State how many lines of the entries hold the string "title". Reply with the number alone.

▶ Records for the exercise:
(begin)

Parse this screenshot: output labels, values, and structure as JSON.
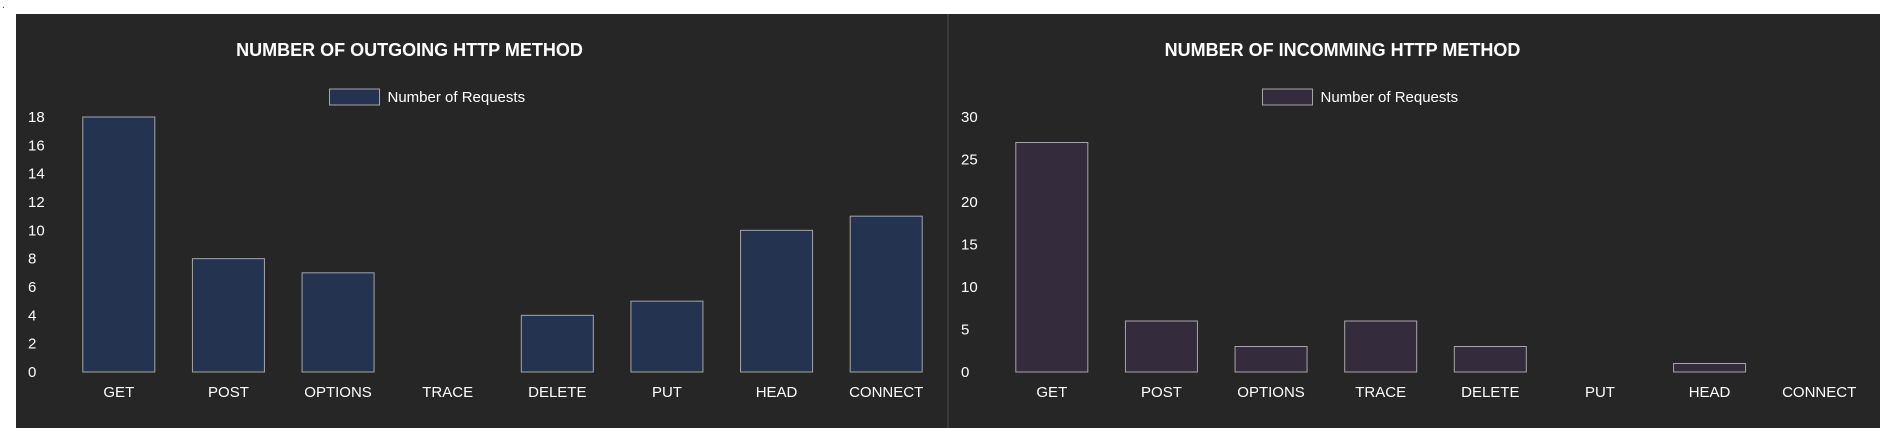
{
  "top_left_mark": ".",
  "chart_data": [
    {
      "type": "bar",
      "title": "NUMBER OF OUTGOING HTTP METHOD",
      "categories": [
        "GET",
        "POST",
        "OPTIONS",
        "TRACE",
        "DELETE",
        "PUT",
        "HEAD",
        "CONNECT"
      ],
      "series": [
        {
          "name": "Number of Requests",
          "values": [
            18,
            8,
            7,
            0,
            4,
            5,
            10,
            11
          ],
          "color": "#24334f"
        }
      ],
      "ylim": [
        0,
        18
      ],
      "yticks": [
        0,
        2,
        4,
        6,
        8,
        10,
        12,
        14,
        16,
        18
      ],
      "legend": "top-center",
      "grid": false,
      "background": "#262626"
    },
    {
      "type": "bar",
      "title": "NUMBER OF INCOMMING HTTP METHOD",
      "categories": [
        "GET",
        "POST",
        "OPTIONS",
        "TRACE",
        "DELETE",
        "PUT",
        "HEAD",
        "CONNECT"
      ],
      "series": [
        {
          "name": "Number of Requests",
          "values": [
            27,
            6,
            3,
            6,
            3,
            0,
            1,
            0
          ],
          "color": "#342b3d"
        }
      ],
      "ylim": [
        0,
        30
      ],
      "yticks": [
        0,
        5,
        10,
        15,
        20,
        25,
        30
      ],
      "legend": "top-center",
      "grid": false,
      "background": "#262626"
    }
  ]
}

(end)
(begin)

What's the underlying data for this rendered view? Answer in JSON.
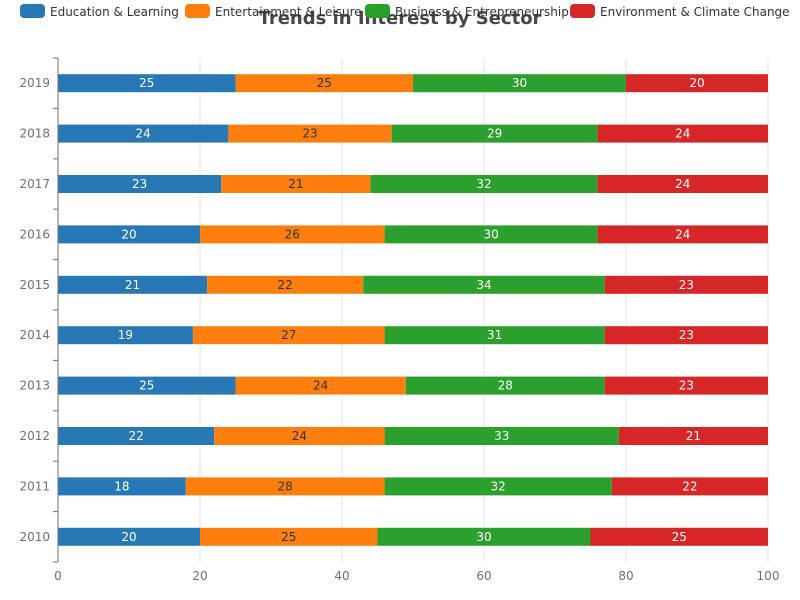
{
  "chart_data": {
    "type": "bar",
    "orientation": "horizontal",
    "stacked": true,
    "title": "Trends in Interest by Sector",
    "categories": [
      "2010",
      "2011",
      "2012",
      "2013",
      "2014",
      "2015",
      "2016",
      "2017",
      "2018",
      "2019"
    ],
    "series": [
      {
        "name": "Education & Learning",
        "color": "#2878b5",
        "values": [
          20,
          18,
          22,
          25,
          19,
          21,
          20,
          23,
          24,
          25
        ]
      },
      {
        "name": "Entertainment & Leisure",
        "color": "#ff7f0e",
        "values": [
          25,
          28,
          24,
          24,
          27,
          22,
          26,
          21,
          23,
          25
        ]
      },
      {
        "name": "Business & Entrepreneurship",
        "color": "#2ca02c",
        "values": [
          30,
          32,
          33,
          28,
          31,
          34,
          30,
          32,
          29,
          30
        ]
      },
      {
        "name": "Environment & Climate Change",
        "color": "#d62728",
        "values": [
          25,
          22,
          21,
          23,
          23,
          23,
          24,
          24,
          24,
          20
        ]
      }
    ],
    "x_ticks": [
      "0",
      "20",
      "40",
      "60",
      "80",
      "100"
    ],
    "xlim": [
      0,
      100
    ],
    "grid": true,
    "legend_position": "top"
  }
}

(end)

▶ Exercise solution:
3